◆ **Set exercise**
Could you write out the records below exactly as they appear?

◆ **Information supplied**
######
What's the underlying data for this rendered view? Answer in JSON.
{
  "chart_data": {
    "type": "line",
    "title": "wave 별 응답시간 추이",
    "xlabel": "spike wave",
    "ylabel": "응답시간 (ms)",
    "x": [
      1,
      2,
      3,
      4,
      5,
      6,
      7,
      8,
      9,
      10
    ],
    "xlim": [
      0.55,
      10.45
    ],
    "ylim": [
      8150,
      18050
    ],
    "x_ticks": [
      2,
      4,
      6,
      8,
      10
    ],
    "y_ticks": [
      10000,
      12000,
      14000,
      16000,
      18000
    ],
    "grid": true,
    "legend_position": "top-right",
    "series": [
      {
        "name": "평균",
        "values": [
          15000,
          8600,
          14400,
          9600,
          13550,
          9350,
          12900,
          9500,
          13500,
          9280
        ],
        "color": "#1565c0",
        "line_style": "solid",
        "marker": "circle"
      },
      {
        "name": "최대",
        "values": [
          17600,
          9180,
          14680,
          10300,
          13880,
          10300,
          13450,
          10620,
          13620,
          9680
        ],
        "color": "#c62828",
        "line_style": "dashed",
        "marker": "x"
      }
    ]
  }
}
######
◆ **The solution**
What's the underlying data for this rendered view? Answer in JSON.
{
  "chart_data": {
    "type": "line",
    "title": "wave 별 응답시간 추이",
    "xlabel": "spike wave",
    "ylabel": "응답시간 (ms)",
    "x": [
      1,
      2,
      3,
      4,
      5,
      6,
      7,
      8,
      9,
      10
    ],
    "xlim": [
      0.55,
      10.45
    ],
    "ylim": [
      8150,
      18050
    ],
    "x_ticks": [
      2,
      4,
      6,
      8,
      10
    ],
    "y_ticks": [
      10000,
      12000,
      14000,
      16000,
      18000
    ],
    "grid": true,
    "legend_position": "top-right",
    "series": [
      {
        "name": "평균",
        "values": [
          15000,
          8600,
          14400,
          9600,
          13550,
          9350,
          12900,
          9500,
          13500,
          9280
        ],
        "color": "#1565c0",
        "line_style": "solid",
        "marker": "circle"
      },
      {
        "name": "최대",
        "values": [
          17600,
          9180,
          14680,
          10300,
          13880,
          10300,
          13450,
          10620,
          13620,
          9680
        ],
        "color": "#c62828",
        "line_style": "dashed",
        "marker": "x"
      }
    ]
  }
}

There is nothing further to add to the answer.